Tasks:
1/ In the spoliation judgment summary, set down the stretch from "Comprehensive Summary" through "were the respondents." word for word.
2/ Write the next part of the spoliation judgment summary, starting after its last sentence.

Passage:
## start
MC Admin and Another v Mohlala [2023] ZAGPPHC 379; A326/2021 (1 June 2023)

80 Reportability
Administrative Law

Brief Summary

Appeal — Spoliation order — Restoration of electricity supply — Respondent alleged unlawful disconnection of electricity by appellants — Appellants contended electricity supply had been restored prior to application — Court a quo granted spoliation order despite evidence of reconnection — Appeal upheld on grounds of mootness and misdirection in accepting hearsay evidence from the bar — Order of court a quo set aside and application dismissed with costs.

Comprehensive Summary

Summary of Judgment


1. Introduction


The matter concerned an appeal to the High Court (Gauteng Division, Pretoria) against the whole of a judgment and order granted by Phahlane AJ on 3 February 2021 in an urgent spoliation application brought under Rule 6(12). The court a quo had ordered the reconnection of electricity supply and awarded attorney-and-client costs against the respondents in that application.


The appellants in the appeal were MC Admin (first appellant) and Edged House Body Corporate (second appellant). The respondent was Mahloboshane Widas Mohlala. In the court a quo, Mohlala was the applicant in the spoliation proceedings, and MC Admin and the Body Corporate were the respondents.


The dispute arose from the disconnection of electricity to a sectional title unit and the respondent’s contention that this disconnection constituted spoliation requiring urgent restoration. By the time the spoliation application was instituted, the appellants contended that electricity had already been restored, rendering the application moot. The appeal court’s focus was therefore directed primarily at whether spoliation relief could competently be granted where the alleged dispossession no longer existed at the time of adjudication, and whether the court a quo had properly treated the evidence on motion proceedings.


2. Material Facts


It was common cause, or at least clearly established on the papers before the appeal court, that the respondent claimed to be the owner of a unit at Edged House in Kempton Park, that the unit was rented out, and that the unit was fitted with pre-paid electricity. The respondent alleged that his levy account was up to date and that he paid for the electricity.
## end
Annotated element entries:
## start
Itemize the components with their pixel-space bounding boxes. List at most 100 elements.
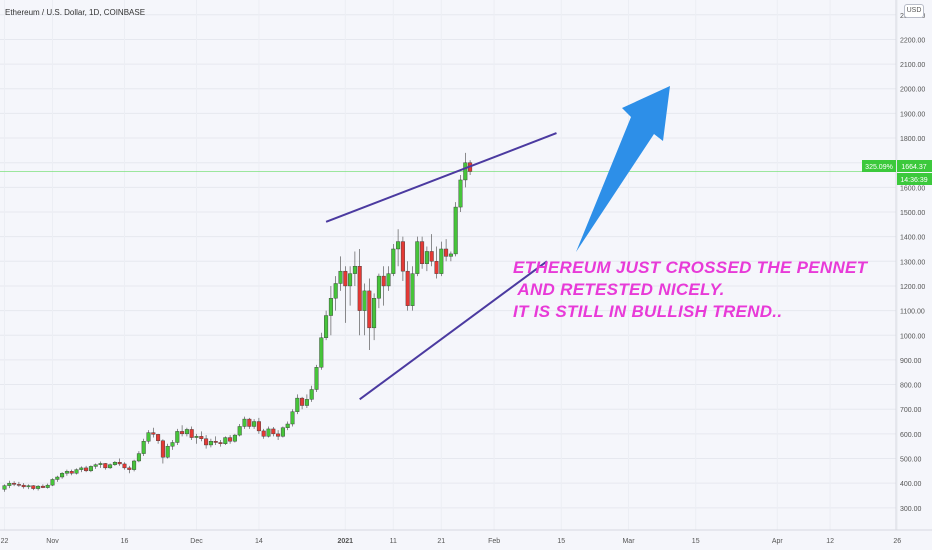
y-tick-label: 400.00 xyxy=(900,481,922,488)
x-tick-label: 16 xyxy=(121,538,129,545)
candle-body xyxy=(376,275,381,299)
annotation-line-2: AND RETESTED NICELY. xyxy=(513,280,725,299)
candle xyxy=(271,426,276,437)
candle-body xyxy=(439,248,444,274)
candle-body xyxy=(290,411,295,425)
candle xyxy=(170,440,175,450)
candle-body xyxy=(400,241,405,272)
candle xyxy=(2,484,7,492)
candle-body xyxy=(381,275,386,287)
candle xyxy=(415,236,420,277)
y-tick-label: 1600.00 xyxy=(900,185,925,192)
candle xyxy=(165,443,170,459)
x-tick-labels: 22 Nov 16 Dec 14 2021 11 21 Feb 15 Mar 15 Apr 12 26 xyxy=(1,538,902,545)
candle xyxy=(21,483,26,489)
y-tick-label: 300.00 xyxy=(900,506,922,513)
candle xyxy=(314,364,319,392)
candle-body xyxy=(448,253,453,257)
candle-body xyxy=(189,429,194,438)
last-price-badge xyxy=(897,160,932,172)
candle xyxy=(223,436,228,445)
candle xyxy=(232,433,237,443)
candle-body xyxy=(7,482,12,486)
candle-body xyxy=(60,473,65,478)
candle-body xyxy=(180,431,185,435)
candle xyxy=(194,433,199,444)
x-tick-label: 22 xyxy=(1,538,9,545)
annotation-text: ETHEREUM JUST CROSSED THE PENNET AND RET… xyxy=(513,257,867,323)
candle xyxy=(12,481,17,487)
candle-body xyxy=(391,248,396,274)
candle xyxy=(228,435,233,444)
candle xyxy=(7,480,12,489)
candle-body xyxy=(218,442,223,444)
candle-body xyxy=(160,440,165,458)
candle-body xyxy=(453,206,458,255)
candle xyxy=(410,266,415,311)
x-tick-label: Apr xyxy=(772,538,784,545)
candle-body xyxy=(21,484,26,488)
candle xyxy=(343,266,348,323)
candle-body xyxy=(132,460,137,470)
candle xyxy=(127,465,132,474)
candle-body xyxy=(98,463,103,465)
candle-body xyxy=(276,433,281,437)
candle xyxy=(160,439,165,464)
candle-body xyxy=(304,399,309,406)
candle-body xyxy=(151,432,156,435)
candle-body xyxy=(40,485,45,488)
candle-body xyxy=(208,441,213,446)
candle xyxy=(204,435,209,449)
candle-body xyxy=(367,290,372,329)
candle xyxy=(372,293,377,341)
candle xyxy=(405,261,410,311)
candle xyxy=(242,416,247,429)
candle-body xyxy=(64,471,69,474)
y-tick-label: 600.00 xyxy=(900,432,922,439)
candle xyxy=(108,463,113,469)
candle xyxy=(199,431,204,442)
candle-body xyxy=(319,337,324,368)
candle xyxy=(285,421,290,431)
candle-body xyxy=(136,453,141,462)
candle-body xyxy=(242,418,247,427)
candle-body xyxy=(232,434,237,442)
y-tick-label: 500.00 xyxy=(900,457,922,464)
y-tick-label: 1200.00 xyxy=(900,284,925,291)
candle-body xyxy=(45,484,50,488)
candle xyxy=(93,463,98,469)
candle xyxy=(391,244,396,277)
y-tick-label: 2200.00 xyxy=(900,37,925,44)
candle xyxy=(189,426,194,441)
candle-body xyxy=(444,248,449,257)
percent-badge-text: 325.09% xyxy=(865,164,893,171)
candle xyxy=(381,266,386,306)
candle xyxy=(324,310,329,341)
candle xyxy=(295,394,300,415)
candle xyxy=(60,472,65,479)
candle-body xyxy=(204,438,209,446)
candle-body xyxy=(261,430,266,437)
currency-button[interactable]: USD xyxy=(904,4,924,18)
upper-trendline[interactable] xyxy=(325,132,557,223)
candle-body xyxy=(146,432,151,442)
y-tick-label: 700.00 xyxy=(900,407,922,414)
candle xyxy=(112,460,117,466)
candle-body xyxy=(55,476,60,480)
candle-body xyxy=(362,290,367,311)
candle-body xyxy=(328,298,333,316)
candle-body xyxy=(396,241,401,250)
candle-body xyxy=(405,270,410,306)
y-tick-label: 1300.00 xyxy=(900,259,925,266)
candle-body xyxy=(199,436,204,439)
candle xyxy=(386,266,391,291)
candle-body xyxy=(2,485,7,490)
y-tick-label: 1500.00 xyxy=(900,210,925,217)
candle xyxy=(74,468,79,475)
candle xyxy=(175,428,180,445)
lower-trendline[interactable] xyxy=(359,260,548,401)
candle-body xyxy=(36,485,41,489)
candle xyxy=(290,409,295,427)
grid-layer xyxy=(0,14,896,509)
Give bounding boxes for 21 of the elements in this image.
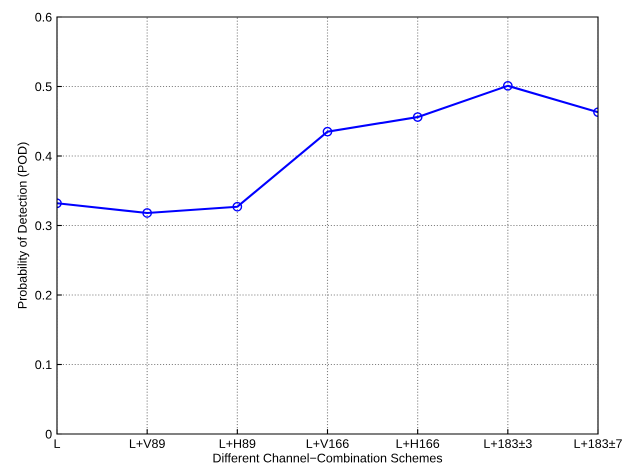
x-tick-label: L+H166 [396,439,440,448]
point [232,202,242,212]
x-tick-label: L+V89 [130,439,165,448]
x-tick-label: L+V166 [306,439,349,448]
x-axis-title: Different Channel−Combination Schemes [213,453,442,462]
y-axis-title: Probability of Detection (POD) [18,142,30,308]
y-tick-label: 0.3 [35,221,52,230]
point [142,208,152,218]
x-tick-label: L+H89 [220,439,256,448]
y-tick-label: 0 [46,430,52,439]
y-tick-label: 0.2 [35,290,52,300]
x-tick-label: L [54,439,60,448]
y-tick-label: 0.6 [35,12,52,22]
point [412,112,423,122]
x-tick-label: L+183±7 [574,439,622,448]
point [322,126,332,137]
y-tick-label: 0.5 [35,82,52,92]
y-tick-label: 0.4 [35,152,52,161]
point [502,80,513,91]
x-tick-label: L+183±3 [484,439,532,448]
y-tick-label: 0.1 [35,360,52,370]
## end
Answers by task:
1/
Comprehensive Summary

Summary of Judgment


1. Introduction


The matter concerned an appeal to the High Court (Gauteng Division, Pretoria) against the whole of a judgment and order granted by Phahlane AJ on 3 February 2021 in an urgent spoliation application brought under Rule 6(12). The court a quo had ordered the reconnection of electricity supply and awarded attorney-and-client costs against the respondents in that application.


The appellants in the appeal were MC Admin (first appellant) and Edged House Body Corporate (second appellant). The respondent was Mahloboshane Widas Mohlala. In the court a quo, Mohlala was the applicant in the spoliation proceedings, and MC Admin and the Body Corporate were the respondents.

2/
The respondent alleged that the appellants cut the electricity supply to the unit on 20 January 2021, and that requests or demands to restore the supply were unsuccessful, necessitating urgent court intervention.


An ongoing dispute existed between the parties concerning monies allegedly owed by the respondent to the appellants for repairs to a water leak on common property that affected the unit and caused damage, including to items belonging to the tenant. The appeal court treated this underlying dispute as not material to the dispositive issues on appeal and did not rely on it to determine the appeal.


The key factual divergence relevant to the appeal was whether electricity had been restored before the urgent application was issued and heard. In their answering affidavit, the appellants stated that electricity was reconnected on 26 January 2021, and that the respondent and his attorneys were notified on that date. The appellants attached an email (annexure “MTN7”), dated 26 January 2021 at 13:49, recording that the electricity had been reconnected at 13:30 on the same day. A further email dated 28 January 2021 reiterated that reconnection had occurred on 26 January 2021.


The respondent did not file a replying affidavit. The spoliation application was issued on 27 January 2021 and served on 28 January 2021, and it was heard on 2 February 2021. The appellants’ version was therefore that the electricity was restored the day before the application was issued and several days before it was heard.


At the hearing in the court a quo, the respondent’s counsel asserted from the bar that electricity had not been reconnected and suggested that the appellants’ attorneys had not adequately communicated any reconnection to justify removing the matter from the roll. The court a quo accepted this position and granted spoliation relief.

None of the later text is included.